| Task statement |
Pictures do not belong in the copy; quote every entry below exactly.

| Data entries |
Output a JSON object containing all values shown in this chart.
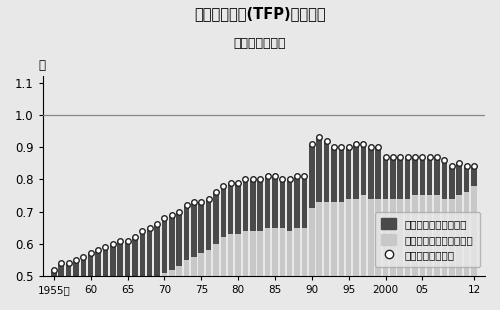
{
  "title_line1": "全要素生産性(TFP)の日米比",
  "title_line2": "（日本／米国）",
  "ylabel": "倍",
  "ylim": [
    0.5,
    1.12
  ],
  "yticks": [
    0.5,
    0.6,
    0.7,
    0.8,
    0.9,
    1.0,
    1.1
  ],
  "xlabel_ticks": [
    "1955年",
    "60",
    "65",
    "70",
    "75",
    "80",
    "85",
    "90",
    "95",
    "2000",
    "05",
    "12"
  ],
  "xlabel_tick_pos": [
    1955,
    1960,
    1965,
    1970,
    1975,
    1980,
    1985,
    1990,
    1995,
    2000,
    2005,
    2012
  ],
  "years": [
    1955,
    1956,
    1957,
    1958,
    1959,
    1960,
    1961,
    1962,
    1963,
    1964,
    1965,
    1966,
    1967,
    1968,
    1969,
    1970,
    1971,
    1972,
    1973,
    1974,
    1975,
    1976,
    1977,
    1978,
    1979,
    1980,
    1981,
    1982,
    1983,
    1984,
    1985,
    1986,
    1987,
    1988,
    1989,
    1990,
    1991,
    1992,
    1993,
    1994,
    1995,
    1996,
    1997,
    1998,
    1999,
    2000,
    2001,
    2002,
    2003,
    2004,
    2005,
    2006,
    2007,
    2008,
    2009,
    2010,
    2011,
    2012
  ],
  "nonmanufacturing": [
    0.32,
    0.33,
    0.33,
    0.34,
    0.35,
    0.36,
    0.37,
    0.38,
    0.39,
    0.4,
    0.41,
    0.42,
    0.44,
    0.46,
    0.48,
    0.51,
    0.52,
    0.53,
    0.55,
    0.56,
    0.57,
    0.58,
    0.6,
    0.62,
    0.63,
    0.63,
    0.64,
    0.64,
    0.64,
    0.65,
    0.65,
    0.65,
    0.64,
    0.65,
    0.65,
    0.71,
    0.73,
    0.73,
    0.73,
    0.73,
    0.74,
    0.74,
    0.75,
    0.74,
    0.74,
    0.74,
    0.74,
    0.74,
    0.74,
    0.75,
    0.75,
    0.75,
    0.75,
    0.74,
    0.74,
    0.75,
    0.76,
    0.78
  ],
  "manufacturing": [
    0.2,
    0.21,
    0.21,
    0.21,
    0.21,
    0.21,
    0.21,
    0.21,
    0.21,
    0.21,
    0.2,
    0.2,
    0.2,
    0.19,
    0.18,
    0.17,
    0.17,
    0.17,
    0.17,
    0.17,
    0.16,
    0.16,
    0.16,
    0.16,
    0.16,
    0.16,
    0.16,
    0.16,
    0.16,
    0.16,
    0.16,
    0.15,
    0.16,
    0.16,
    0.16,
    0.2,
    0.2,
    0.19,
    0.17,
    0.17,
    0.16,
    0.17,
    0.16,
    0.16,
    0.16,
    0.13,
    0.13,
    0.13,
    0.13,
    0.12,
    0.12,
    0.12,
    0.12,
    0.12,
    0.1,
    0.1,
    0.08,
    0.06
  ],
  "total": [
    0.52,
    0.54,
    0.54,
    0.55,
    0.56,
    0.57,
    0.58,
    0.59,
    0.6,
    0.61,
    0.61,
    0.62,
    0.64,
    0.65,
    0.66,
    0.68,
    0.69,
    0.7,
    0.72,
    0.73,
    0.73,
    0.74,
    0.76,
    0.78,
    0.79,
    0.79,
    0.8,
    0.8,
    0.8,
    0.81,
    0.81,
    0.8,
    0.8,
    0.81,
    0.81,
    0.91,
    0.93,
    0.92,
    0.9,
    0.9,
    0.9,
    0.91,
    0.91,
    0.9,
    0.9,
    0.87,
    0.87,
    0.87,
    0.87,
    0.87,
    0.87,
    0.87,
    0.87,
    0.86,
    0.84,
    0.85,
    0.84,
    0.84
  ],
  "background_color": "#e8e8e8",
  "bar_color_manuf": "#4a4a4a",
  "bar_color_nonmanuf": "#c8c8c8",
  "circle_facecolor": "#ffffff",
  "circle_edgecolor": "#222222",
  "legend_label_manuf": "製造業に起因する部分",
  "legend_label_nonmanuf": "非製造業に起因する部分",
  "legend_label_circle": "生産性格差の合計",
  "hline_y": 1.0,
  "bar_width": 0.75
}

| Final result |
Output a JSON object containing all values shown in this chart.
{
  "title_line1": "全要素生産性(TFP)の日米比",
  "title_line2": "（日本／米国）",
  "ylabel": "倍",
  "ylim": [
    0.5,
    1.12
  ],
  "yticks": [
    0.5,
    0.6,
    0.7,
    0.8,
    0.9,
    1.0,
    1.1
  ],
  "xlabel_ticks": [
    "1955年",
    "60",
    "65",
    "70",
    "75",
    "80",
    "85",
    "90",
    "95",
    "2000",
    "05",
    "12"
  ],
  "xlabel_tick_pos": [
    1955,
    1960,
    1965,
    1970,
    1975,
    1980,
    1985,
    1990,
    1995,
    2000,
    2005,
    2012
  ],
  "years": [
    1955,
    1956,
    1957,
    1958,
    1959,
    1960,
    1961,
    1962,
    1963,
    1964,
    1965,
    1966,
    1967,
    1968,
    1969,
    1970,
    1971,
    1972,
    1973,
    1974,
    1975,
    1976,
    1977,
    1978,
    1979,
    1980,
    1981,
    1982,
    1983,
    1984,
    1985,
    1986,
    1987,
    1988,
    1989,
    1990,
    1991,
    1992,
    1993,
    1994,
    1995,
    1996,
    1997,
    1998,
    1999,
    2000,
    2001,
    2002,
    2003,
    2004,
    2005,
    2006,
    2007,
    2008,
    2009,
    2010,
    2011,
    2012
  ],
  "nonmanufacturing": [
    0.32,
    0.33,
    0.33,
    0.34,
    0.35,
    0.36,
    0.37,
    0.38,
    0.39,
    0.4,
    0.41,
    0.42,
    0.44,
    0.46,
    0.48,
    0.51,
    0.52,
    0.53,
    0.55,
    0.56,
    0.57,
    0.58,
    0.6,
    0.62,
    0.63,
    0.63,
    0.64,
    0.64,
    0.64,
    0.65,
    0.65,
    0.65,
    0.64,
    0.65,
    0.65,
    0.71,
    0.73,
    0.73,
    0.73,
    0.73,
    0.74,
    0.74,
    0.75,
    0.74,
    0.74,
    0.74,
    0.74,
    0.74,
    0.74,
    0.75,
    0.75,
    0.75,
    0.75,
    0.74,
    0.74,
    0.75,
    0.76,
    0.78
  ],
  "manufacturing": [
    0.2,
    0.21,
    0.21,
    0.21,
    0.21,
    0.21,
    0.21,
    0.21,
    0.21,
    0.21,
    0.2,
    0.2,
    0.2,
    0.19,
    0.18,
    0.17,
    0.17,
    0.17,
    0.17,
    0.17,
    0.16,
    0.16,
    0.16,
    0.16,
    0.16,
    0.16,
    0.16,
    0.16,
    0.16,
    0.16,
    0.16,
    0.15,
    0.16,
    0.16,
    0.16,
    0.2,
    0.2,
    0.19,
    0.17,
    0.17,
    0.16,
    0.17,
    0.16,
    0.16,
    0.16,
    0.13,
    0.13,
    0.13,
    0.13,
    0.12,
    0.12,
    0.12,
    0.12,
    0.12,
    0.1,
    0.1,
    0.08,
    0.06
  ],
  "total": [
    0.52,
    0.54,
    0.54,
    0.55,
    0.56,
    0.57,
    0.58,
    0.59,
    0.6,
    0.61,
    0.61,
    0.62,
    0.64,
    0.65,
    0.66,
    0.68,
    0.69,
    0.7,
    0.72,
    0.73,
    0.73,
    0.74,
    0.76,
    0.78,
    0.79,
    0.79,
    0.8,
    0.8,
    0.8,
    0.81,
    0.81,
    0.8,
    0.8,
    0.81,
    0.81,
    0.91,
    0.93,
    0.92,
    0.9,
    0.9,
    0.9,
    0.91,
    0.91,
    0.9,
    0.9,
    0.87,
    0.87,
    0.87,
    0.87,
    0.87,
    0.87,
    0.87,
    0.87,
    0.86,
    0.84,
    0.85,
    0.84,
    0.84
  ],
  "background_color": "#e8e8e8",
  "bar_color_manuf": "#4a4a4a",
  "bar_color_nonmanuf": "#c8c8c8",
  "circle_facecolor": "#ffffff",
  "circle_edgecolor": "#222222",
  "legend_label_manuf": "製造業に起因する部分",
  "legend_label_nonmanuf": "非製造業に起因する部分",
  "legend_label_circle": "生産性格差の合計",
  "hline_y": 1.0,
  "bar_width": 0.75
}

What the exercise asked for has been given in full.